(Records that describe figures)
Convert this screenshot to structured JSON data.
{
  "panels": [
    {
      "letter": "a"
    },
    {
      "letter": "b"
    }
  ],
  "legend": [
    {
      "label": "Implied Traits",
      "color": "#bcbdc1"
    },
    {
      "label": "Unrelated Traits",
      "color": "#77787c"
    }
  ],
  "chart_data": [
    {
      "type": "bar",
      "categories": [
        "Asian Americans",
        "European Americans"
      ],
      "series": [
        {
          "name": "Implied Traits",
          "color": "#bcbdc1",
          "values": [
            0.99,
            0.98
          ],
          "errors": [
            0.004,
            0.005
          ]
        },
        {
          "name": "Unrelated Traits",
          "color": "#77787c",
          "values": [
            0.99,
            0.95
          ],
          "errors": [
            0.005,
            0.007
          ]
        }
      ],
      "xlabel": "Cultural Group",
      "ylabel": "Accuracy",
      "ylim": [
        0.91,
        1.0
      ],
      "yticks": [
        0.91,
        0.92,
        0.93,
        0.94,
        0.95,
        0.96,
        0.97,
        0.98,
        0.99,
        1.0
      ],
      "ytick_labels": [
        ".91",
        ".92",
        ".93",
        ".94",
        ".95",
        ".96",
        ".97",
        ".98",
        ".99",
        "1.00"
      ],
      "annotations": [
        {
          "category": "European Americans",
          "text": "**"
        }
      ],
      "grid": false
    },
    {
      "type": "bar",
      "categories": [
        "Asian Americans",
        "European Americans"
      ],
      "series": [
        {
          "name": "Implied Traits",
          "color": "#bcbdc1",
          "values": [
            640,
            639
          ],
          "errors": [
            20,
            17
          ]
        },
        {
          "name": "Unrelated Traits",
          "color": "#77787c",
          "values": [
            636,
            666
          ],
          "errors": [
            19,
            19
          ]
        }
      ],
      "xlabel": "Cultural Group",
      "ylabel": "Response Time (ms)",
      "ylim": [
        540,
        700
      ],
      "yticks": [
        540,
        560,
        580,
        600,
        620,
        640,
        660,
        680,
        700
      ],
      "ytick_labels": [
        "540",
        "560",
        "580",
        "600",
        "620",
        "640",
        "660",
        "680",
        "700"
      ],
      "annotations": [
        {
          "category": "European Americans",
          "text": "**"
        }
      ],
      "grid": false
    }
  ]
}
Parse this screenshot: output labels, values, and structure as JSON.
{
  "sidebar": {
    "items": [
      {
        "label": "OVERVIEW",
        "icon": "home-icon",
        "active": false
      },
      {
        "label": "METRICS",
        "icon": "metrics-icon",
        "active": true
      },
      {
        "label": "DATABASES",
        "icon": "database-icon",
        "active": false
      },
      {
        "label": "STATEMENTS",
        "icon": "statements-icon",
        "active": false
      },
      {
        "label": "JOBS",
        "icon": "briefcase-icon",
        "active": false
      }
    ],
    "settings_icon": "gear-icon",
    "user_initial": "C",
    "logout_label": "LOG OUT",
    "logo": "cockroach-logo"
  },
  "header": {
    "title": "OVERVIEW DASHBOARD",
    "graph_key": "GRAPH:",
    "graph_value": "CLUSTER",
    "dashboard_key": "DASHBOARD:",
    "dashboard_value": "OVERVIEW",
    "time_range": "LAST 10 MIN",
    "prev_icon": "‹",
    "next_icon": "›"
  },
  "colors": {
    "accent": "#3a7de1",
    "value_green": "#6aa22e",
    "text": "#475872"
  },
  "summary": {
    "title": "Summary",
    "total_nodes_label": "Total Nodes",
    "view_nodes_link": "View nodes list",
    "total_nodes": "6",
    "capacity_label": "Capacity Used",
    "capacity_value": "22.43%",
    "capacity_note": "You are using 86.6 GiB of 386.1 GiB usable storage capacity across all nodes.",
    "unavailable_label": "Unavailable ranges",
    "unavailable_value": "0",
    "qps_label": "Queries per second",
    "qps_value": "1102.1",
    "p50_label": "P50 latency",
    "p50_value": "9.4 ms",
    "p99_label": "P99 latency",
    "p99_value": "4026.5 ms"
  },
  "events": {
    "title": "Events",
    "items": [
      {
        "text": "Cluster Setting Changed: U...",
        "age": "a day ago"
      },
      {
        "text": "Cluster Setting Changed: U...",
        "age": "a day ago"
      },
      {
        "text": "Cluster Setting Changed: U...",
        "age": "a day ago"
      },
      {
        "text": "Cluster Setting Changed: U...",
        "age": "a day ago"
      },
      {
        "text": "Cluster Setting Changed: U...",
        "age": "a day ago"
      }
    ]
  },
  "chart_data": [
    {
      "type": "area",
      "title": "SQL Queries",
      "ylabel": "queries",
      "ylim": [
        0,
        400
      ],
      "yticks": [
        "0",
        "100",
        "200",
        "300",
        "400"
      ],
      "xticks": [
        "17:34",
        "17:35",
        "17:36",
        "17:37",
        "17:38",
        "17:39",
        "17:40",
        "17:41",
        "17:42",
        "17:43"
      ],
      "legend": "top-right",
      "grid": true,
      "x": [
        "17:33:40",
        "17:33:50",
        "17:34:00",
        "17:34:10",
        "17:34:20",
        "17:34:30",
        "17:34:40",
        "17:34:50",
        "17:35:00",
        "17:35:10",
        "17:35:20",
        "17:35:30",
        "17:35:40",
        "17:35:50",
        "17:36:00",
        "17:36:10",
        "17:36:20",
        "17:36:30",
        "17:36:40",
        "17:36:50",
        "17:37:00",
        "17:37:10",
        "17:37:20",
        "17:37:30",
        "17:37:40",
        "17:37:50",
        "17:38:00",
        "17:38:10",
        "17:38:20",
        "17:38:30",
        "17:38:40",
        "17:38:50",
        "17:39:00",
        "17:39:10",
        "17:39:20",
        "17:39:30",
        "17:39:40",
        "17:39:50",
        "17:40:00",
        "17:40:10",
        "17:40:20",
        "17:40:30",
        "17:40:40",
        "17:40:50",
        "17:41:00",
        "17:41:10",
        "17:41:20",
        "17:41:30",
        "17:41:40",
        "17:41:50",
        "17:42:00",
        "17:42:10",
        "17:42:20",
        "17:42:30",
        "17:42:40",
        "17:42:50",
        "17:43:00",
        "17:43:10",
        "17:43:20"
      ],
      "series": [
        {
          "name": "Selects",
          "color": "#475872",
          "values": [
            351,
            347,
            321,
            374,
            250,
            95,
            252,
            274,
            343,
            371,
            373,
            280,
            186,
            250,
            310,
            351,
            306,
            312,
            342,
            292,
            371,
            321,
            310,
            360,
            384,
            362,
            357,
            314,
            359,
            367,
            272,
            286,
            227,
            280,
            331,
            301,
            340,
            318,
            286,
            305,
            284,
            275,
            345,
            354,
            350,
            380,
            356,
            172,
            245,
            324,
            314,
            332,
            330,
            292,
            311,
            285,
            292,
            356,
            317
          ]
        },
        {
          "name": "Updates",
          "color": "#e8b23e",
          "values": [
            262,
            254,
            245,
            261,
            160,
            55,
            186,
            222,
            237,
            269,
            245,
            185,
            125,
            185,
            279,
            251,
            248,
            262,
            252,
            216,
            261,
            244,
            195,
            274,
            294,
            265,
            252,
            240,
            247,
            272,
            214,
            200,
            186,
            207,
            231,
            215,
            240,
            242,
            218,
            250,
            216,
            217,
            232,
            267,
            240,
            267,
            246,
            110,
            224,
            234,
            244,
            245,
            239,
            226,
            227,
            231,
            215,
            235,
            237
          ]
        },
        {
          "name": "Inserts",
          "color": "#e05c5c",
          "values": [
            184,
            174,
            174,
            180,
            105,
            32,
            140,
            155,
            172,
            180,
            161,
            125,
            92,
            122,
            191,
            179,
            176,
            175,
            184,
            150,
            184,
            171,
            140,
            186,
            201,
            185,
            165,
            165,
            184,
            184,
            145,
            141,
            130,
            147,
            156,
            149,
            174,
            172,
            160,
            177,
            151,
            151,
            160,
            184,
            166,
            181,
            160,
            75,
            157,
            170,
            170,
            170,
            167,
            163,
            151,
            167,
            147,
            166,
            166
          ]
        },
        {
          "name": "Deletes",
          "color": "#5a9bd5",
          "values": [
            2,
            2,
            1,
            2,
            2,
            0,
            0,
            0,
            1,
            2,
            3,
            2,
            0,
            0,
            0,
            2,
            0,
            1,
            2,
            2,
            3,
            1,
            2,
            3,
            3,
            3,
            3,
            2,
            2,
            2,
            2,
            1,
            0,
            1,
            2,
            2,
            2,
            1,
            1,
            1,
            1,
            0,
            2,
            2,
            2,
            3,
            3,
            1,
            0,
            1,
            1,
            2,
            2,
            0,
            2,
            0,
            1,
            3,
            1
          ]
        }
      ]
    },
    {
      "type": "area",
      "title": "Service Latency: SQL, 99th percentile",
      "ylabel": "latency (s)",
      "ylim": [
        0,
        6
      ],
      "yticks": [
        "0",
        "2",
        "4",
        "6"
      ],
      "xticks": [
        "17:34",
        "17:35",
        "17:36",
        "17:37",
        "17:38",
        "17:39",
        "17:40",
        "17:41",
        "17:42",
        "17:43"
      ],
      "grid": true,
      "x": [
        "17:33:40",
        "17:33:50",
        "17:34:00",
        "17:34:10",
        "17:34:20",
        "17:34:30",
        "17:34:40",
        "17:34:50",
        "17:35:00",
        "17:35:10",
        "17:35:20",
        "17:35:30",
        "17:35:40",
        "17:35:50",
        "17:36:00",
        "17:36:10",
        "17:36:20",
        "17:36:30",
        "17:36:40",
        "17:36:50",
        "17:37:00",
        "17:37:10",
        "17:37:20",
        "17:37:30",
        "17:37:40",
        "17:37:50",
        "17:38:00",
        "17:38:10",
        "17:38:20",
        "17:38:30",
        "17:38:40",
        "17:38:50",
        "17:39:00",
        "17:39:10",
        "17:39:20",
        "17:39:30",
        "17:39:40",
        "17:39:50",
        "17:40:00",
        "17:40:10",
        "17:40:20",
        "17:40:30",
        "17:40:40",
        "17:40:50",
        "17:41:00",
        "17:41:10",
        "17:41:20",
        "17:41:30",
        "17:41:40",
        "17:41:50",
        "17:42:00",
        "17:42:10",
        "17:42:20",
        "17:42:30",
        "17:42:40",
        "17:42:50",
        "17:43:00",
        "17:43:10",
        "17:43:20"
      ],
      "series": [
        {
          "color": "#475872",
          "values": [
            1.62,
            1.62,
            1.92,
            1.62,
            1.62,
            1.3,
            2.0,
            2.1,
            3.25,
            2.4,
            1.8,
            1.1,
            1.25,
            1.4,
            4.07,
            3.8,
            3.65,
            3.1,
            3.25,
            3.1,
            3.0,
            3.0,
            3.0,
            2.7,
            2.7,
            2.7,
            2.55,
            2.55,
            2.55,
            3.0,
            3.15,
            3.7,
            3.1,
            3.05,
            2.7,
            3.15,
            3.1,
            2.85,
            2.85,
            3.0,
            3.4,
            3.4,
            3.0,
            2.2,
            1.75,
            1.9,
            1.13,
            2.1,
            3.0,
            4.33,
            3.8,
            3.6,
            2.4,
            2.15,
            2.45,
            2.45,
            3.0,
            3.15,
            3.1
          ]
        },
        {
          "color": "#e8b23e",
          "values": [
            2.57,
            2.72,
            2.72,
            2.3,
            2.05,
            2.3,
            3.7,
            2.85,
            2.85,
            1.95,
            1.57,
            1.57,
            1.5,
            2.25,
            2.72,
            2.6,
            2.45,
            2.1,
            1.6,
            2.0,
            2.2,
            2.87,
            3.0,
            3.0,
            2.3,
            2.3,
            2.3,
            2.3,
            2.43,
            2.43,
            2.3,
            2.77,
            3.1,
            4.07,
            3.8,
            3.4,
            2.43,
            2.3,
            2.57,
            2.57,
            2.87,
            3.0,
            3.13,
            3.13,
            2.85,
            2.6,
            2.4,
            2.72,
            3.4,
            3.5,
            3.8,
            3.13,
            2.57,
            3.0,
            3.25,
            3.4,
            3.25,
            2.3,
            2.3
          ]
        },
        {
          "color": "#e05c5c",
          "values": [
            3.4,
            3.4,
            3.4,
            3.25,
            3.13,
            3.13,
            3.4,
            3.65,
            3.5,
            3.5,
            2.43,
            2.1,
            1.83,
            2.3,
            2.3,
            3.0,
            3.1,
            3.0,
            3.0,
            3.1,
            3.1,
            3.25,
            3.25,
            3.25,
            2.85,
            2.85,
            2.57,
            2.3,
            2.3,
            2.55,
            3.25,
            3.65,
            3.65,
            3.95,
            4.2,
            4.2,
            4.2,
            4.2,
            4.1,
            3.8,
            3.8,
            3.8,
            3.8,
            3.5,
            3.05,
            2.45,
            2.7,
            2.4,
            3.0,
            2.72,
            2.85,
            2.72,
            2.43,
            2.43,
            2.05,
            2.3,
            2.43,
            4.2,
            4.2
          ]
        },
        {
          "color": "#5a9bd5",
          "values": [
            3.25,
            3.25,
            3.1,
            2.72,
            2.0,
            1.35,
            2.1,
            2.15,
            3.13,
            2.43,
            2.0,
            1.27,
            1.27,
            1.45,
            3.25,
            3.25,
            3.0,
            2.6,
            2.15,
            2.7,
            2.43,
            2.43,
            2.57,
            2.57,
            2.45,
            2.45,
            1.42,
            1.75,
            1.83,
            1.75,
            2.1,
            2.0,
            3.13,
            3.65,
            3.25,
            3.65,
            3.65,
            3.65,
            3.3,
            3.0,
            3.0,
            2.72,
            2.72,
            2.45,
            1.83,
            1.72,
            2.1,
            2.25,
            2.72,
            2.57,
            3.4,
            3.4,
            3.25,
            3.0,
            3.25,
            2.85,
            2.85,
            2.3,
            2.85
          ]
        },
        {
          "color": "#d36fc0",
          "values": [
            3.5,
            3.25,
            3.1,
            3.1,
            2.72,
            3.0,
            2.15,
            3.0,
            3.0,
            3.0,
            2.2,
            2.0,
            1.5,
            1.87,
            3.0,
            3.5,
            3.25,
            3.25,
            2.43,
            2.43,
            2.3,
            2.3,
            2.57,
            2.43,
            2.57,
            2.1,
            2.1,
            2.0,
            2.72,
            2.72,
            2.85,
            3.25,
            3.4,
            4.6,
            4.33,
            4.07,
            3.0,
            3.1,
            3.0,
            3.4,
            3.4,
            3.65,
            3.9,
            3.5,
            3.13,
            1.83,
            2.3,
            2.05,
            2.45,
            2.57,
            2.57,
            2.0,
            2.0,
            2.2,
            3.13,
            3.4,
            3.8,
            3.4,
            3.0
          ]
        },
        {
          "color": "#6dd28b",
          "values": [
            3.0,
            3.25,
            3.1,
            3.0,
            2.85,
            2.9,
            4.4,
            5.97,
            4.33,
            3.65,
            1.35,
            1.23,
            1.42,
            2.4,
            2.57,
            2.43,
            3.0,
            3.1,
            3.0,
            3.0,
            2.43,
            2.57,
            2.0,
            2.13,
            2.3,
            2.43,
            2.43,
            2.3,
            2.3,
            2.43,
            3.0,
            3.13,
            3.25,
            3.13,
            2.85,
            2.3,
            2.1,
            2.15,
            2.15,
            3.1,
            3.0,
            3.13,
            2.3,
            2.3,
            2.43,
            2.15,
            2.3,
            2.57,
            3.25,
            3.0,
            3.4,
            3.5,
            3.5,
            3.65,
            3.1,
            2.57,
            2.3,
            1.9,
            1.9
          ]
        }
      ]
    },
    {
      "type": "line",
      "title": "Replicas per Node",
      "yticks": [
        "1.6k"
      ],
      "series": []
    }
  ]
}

PROMPT
Determine how many lines in the data above contain the string "ylabel". Give nothing except the number.

FINAL RESULT
4